** start **

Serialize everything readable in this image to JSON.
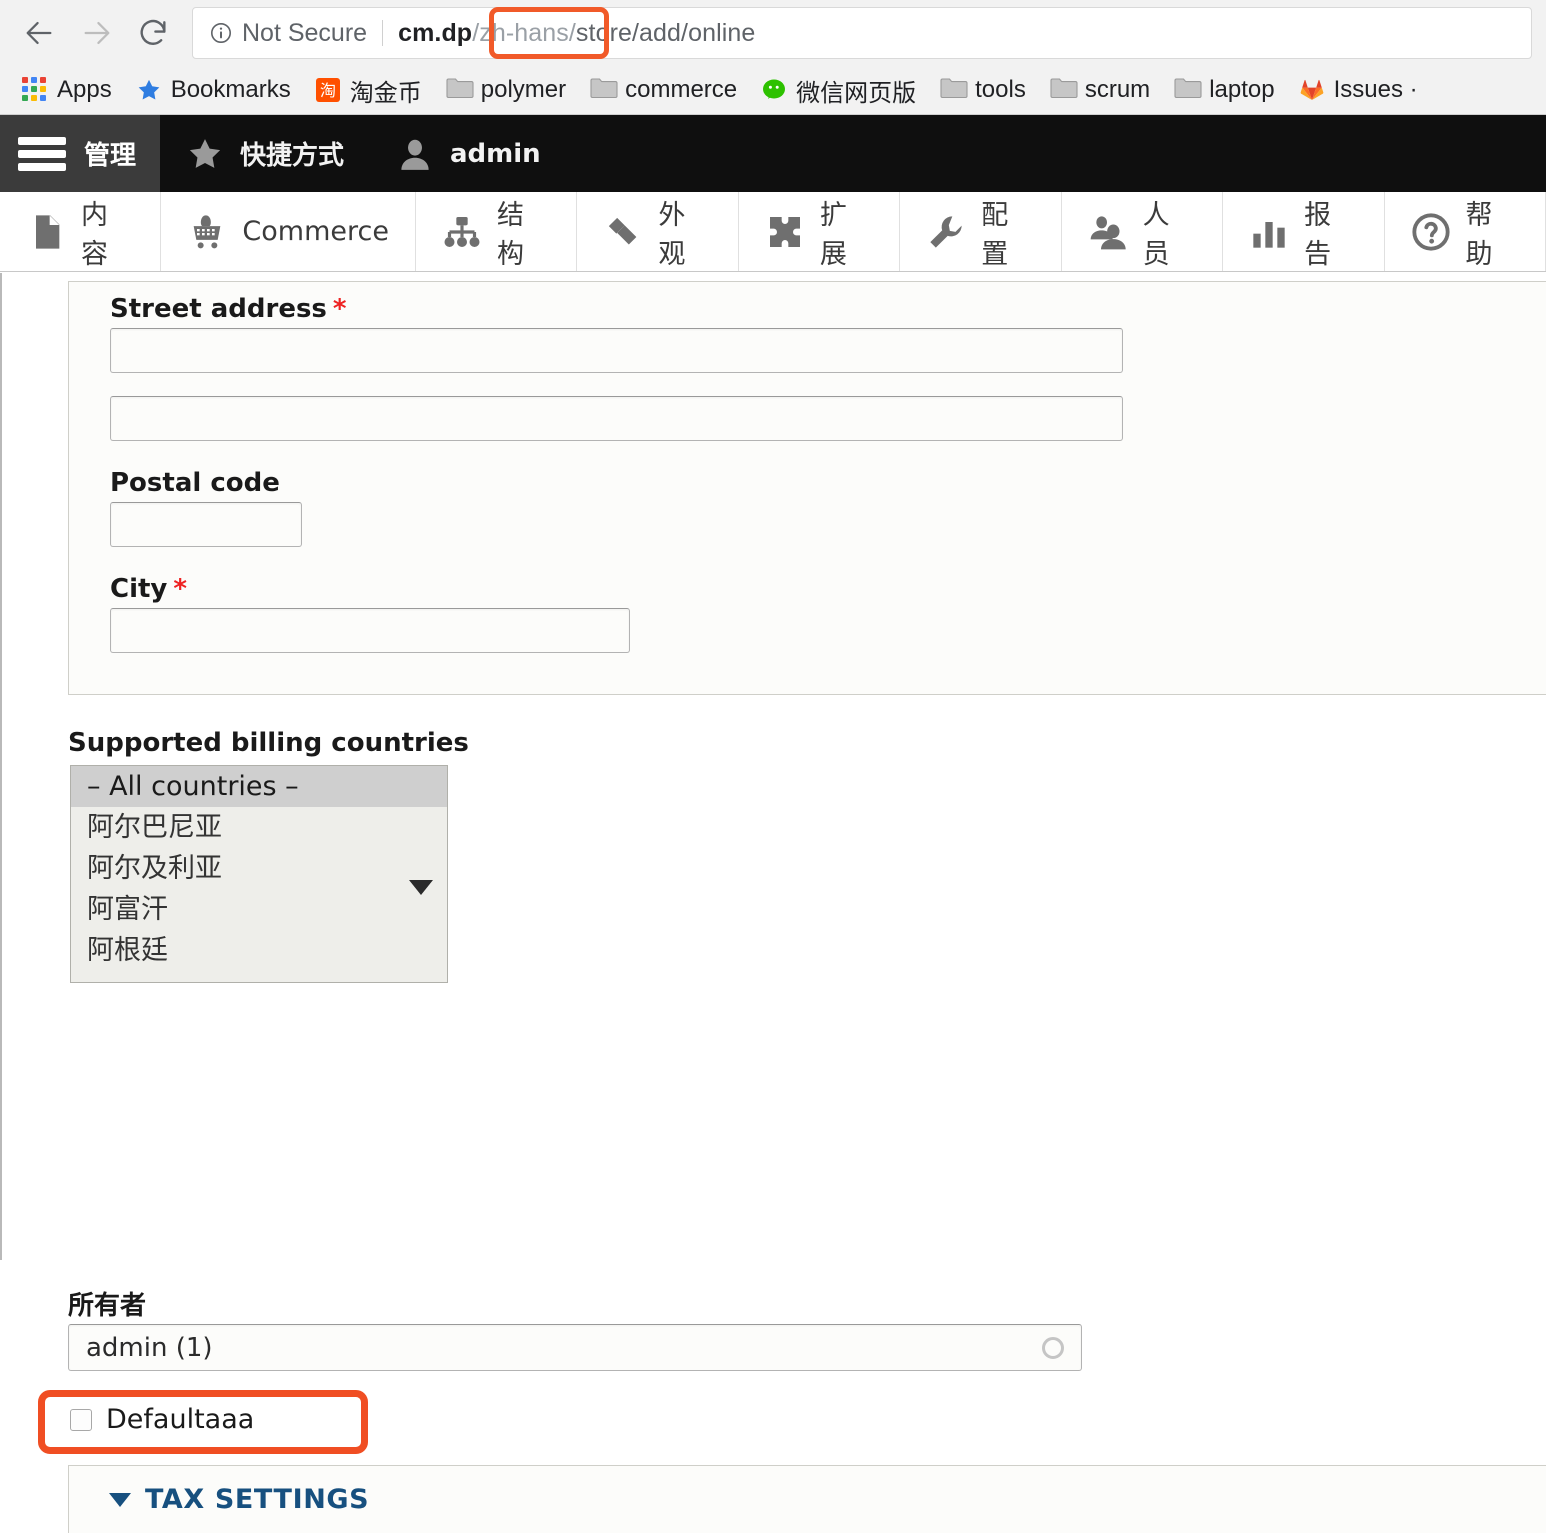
{
  "browser": {
    "nav": {
      "back_icon": "arrow-left-icon",
      "forward_icon": "arrow-right-icon",
      "reload_icon": "reload-icon"
    },
    "address_bar": {
      "security_icon": "info-circle-icon",
      "security_label": "Not Secure",
      "url_prefix": "cm.dp",
      "url_highlight": "/zh-hans/",
      "url_suffix": "store/add/online",
      "full_url": "cm.dp/zh-hans/store/add/online",
      "highlight_color": "#f15a29"
    },
    "bookmarks": [
      {
        "label": "Apps",
        "icon": "apps-grid-icon"
      },
      {
        "label": "Bookmarks",
        "icon": "star-icon"
      },
      {
        "label": "淘金币",
        "icon": "taobao-favicon"
      },
      {
        "label": "polymer",
        "icon": "folder-icon"
      },
      {
        "label": "commerce",
        "icon": "folder-icon"
      },
      {
        "label": "微信网页版",
        "icon": "wechat-icon"
      },
      {
        "label": "tools",
        "icon": "folder-icon"
      },
      {
        "label": "scrum",
        "icon": "folder-icon"
      },
      {
        "label": "laptop",
        "icon": "folder-icon"
      },
      {
        "label": "Issues ·",
        "icon": "gitlab-icon"
      }
    ]
  },
  "admin_toolbar": {
    "home": {
      "label": "管理",
      "icon": "hamburger-icon"
    },
    "tabs": [
      {
        "label": "快捷方式",
        "icon": "star-icon"
      },
      {
        "label": "admin",
        "icon": "user-icon"
      }
    ]
  },
  "admin_menu": {
    "items": [
      {
        "label": "内容",
        "icon": "document-icon"
      },
      {
        "label": "Commerce",
        "icon": "cart-icon"
      },
      {
        "label": "结构",
        "icon": "structure-icon"
      },
      {
        "label": "外观",
        "icon": "paintbrush-icon"
      },
      {
        "label": "扩展",
        "icon": "puzzle-icon"
      },
      {
        "label": "配置",
        "icon": "wrench-icon"
      },
      {
        "label": "人员",
        "icon": "people-icon"
      },
      {
        "label": "报告",
        "icon": "bar-chart-icon"
      },
      {
        "label": "帮助",
        "icon": "question-circle-icon"
      }
    ]
  },
  "form": {
    "address": {
      "street_label": "Street address",
      "street_required": "*",
      "street_value_1": "",
      "street_value_2": "",
      "postal_label": "Postal code",
      "postal_value": "",
      "city_label": "City",
      "city_required": "*",
      "city_value": ""
    },
    "billing_countries": {
      "label": "Supported billing countries",
      "options": [
        {
          "label": "– All countries –",
          "selected": true
        },
        {
          "label": "阿尔巴尼亚",
          "selected": false
        },
        {
          "label": "阿尔及利亚",
          "selected": false
        },
        {
          "label": "阿富汗",
          "selected": false
        },
        {
          "label": "阿根廷",
          "selected": false
        }
      ],
      "scroll_indicator": "triangle-down-icon"
    },
    "owner": {
      "label": "所有者",
      "value": "admin (1)",
      "throbber_icon": "circle-throbber-icon"
    },
    "default_checkbox": {
      "label": "Defaultaaa",
      "checked": false,
      "highlight_color": "#f04e23"
    },
    "tax_settings": {
      "summary": "TAX SETTINGS",
      "expanded": true,
      "toggle_icon": "triangle-down-icon",
      "accent_color": "#17507f"
    }
  }
}
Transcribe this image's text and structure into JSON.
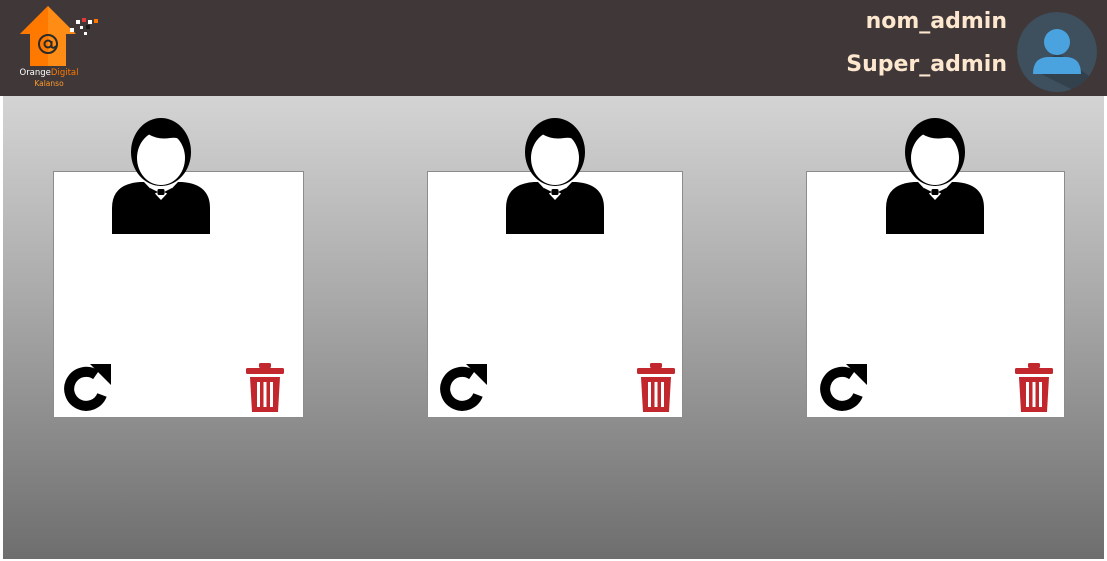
{
  "header": {
    "logo": {
      "brand_word1": "Orange",
      "brand_word2": "Digital",
      "brand_sub": "Kalanso",
      "icon": "orange-house-at-icon",
      "brand_color": "#ff7900"
    },
    "user": {
      "name": "nom_admin",
      "role": "Super_admin",
      "avatar_icon": "user-avatar-icon",
      "avatar_bg": "#3e4f5e",
      "avatar_color": "#4aa3df"
    }
  },
  "cards": [
    {
      "person_icon": "person-bowtie-icon",
      "refresh_icon": "refresh-icon",
      "delete_icon": "trash-icon"
    },
    {
      "person_icon": "person-bowtie-icon",
      "refresh_icon": "refresh-icon",
      "delete_icon": "trash-icon"
    },
    {
      "person_icon": "person-bowtie-icon",
      "refresh_icon": "refresh-icon",
      "delete_icon": "trash-icon"
    }
  ],
  "colors": {
    "header_bg": "#403838",
    "text_accent": "#fde7cf",
    "delete": "#c1272d",
    "refresh": "#000000"
  }
}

** end **

§ What the task requires
Write the records out again in full, exactly, and skip every picture.

§ Exercise response
Serialize everything readable in this image to JSON.
{
  "browser": {
    "nav": {
      "back_icon": "arrow-left-icon",
      "forward_icon": "arrow-right-icon",
      "reload_icon": "reload-icon"
    },
    "address_bar": {
      "security_icon": "info-circle-icon",
      "security_label": "Not Secure",
      "url_prefix": "cm.dp",
      "url_highlight": "/zh-hans/",
      "url_suffix": "store/add/online",
      "full_url": "cm.dp/zh-hans/store/add/online",
      "highlight_color": "#f15a29"
    },
    "bookmarks": [
      {
        "label": "Apps",
        "icon": "apps-grid-icon"
      },
      {
        "label": "Bookmarks",
        "icon": "star-icon"
      },
      {
        "label": "淘金币",
        "icon": "taobao-favicon"
      },
      {
        "label": "polymer",
        "icon": "folder-icon"
      },
      {
        "label": "commerce",
        "icon": "folder-icon"
      },
      {
        "label": "微信网页版",
        "icon": "wechat-icon"
      },
      {
        "label": "tools",
        "icon": "folder-icon"
      },
      {
        "label": "scrum",
        "icon": "folder-icon"
      },
      {
        "label": "laptop",
        "icon": "folder-icon"
      },
      {
        "label": "Issues ·",
        "icon": "gitlab-icon"
      }
    ]
  },
  "admin_toolbar": {
    "home": {
      "label": "管理",
      "icon": "hamburger-icon"
    },
    "tabs": [
      {
        "label": "快捷方式",
        "icon": "star-icon"
      },
      {
        "label": "admin",
        "icon": "user-icon"
      }
    ]
  },
  "admin_menu": {
    "items": [
      {
        "label": "内容",
        "icon": "document-icon"
      },
      {
        "label": "Commerce",
        "icon": "cart-icon"
      },
      {
        "label": "结构",
        "icon": "structure-icon"
      },
      {
        "label": "外观",
        "icon": "paintbrush-icon"
      },
      {
        "label": "扩展",
        "icon": "puzzle-icon"
      },
      {
        "label": "配置",
        "icon": "wrench-icon"
      },
      {
        "label": "人员",
        "icon": "people-icon"
      },
      {
        "label": "报告",
        "icon": "bar-chart-icon"
      },
      {
        "label": "帮助",
        "icon": "question-circle-icon"
      }
    ]
  },
  "form": {
    "address": {
      "street_label": "Street address",
      "street_required": "*",
      "street_value_1": "",
      "street_value_2": "",
      "postal_label": "Postal code",
      "postal_value": "",
      "city_label": "City",
      "city_required": "*",
      "city_value": ""
    },
    "billing_countries": {
      "label": "Supported billing countries",
      "options": [
        {
          "label": "– All countries –",
          "selected": true
        },
        {
          "label": "阿尔巴尼亚",
          "selected": false
        },
        {
          "label": "阿尔及利亚",
          "selected": false
        },
        {
          "label": "阿富汗",
          "selected": false
        },
        {
          "label": "阿根廷",
          "selected": false
        }
      ],
      "scroll_indicator": "triangle-down-icon"
    },
    "owner": {
      "label": "所有者",
      "value": "admin (1)",
      "throbber_icon": "circle-throbber-icon"
    },
    "default_checkbox": {
      "label": "Defaultaaa",
      "checked": false,
      "highlight_color": "#f04e23"
    },
    "tax_settings": {
      "summary": "TAX SETTINGS",
      "expanded": true,
      "toggle_icon": "triangle-down-icon",
      "accent_color": "#17507f"
    }
  }
}
Transcribe this image's text and structure into JSON.
{
  "header": {
    "logo": {
      "brand_word1": "Orange",
      "brand_word2": "Digital",
      "brand_sub": "Kalanso",
      "icon": "orange-house-at-icon",
      "brand_color": "#ff7900"
    },
    "user": {
      "name": "nom_admin",
      "role": "Super_admin",
      "avatar_icon": "user-avatar-icon",
      "avatar_bg": "#3e4f5e",
      "avatar_color": "#4aa3df"
    }
  },
  "cards": [
    {
      "person_icon": "person-bowtie-icon",
      "refresh_icon": "refresh-icon",
      "delete_icon": "trash-icon"
    },
    {
      "person_icon": "person-bowtie-icon",
      "refresh_icon": "refresh-icon",
      "delete_icon": "trash-icon"
    },
    {
      "person_icon": "person-bowtie-icon",
      "refresh_icon": "refresh-icon",
      "delete_icon": "trash-icon"
    }
  ],
  "colors": {
    "header_bg": "#403838",
    "text_accent": "#fde7cf",
    "delete": "#c1272d",
    "refresh": "#000000"
  }
}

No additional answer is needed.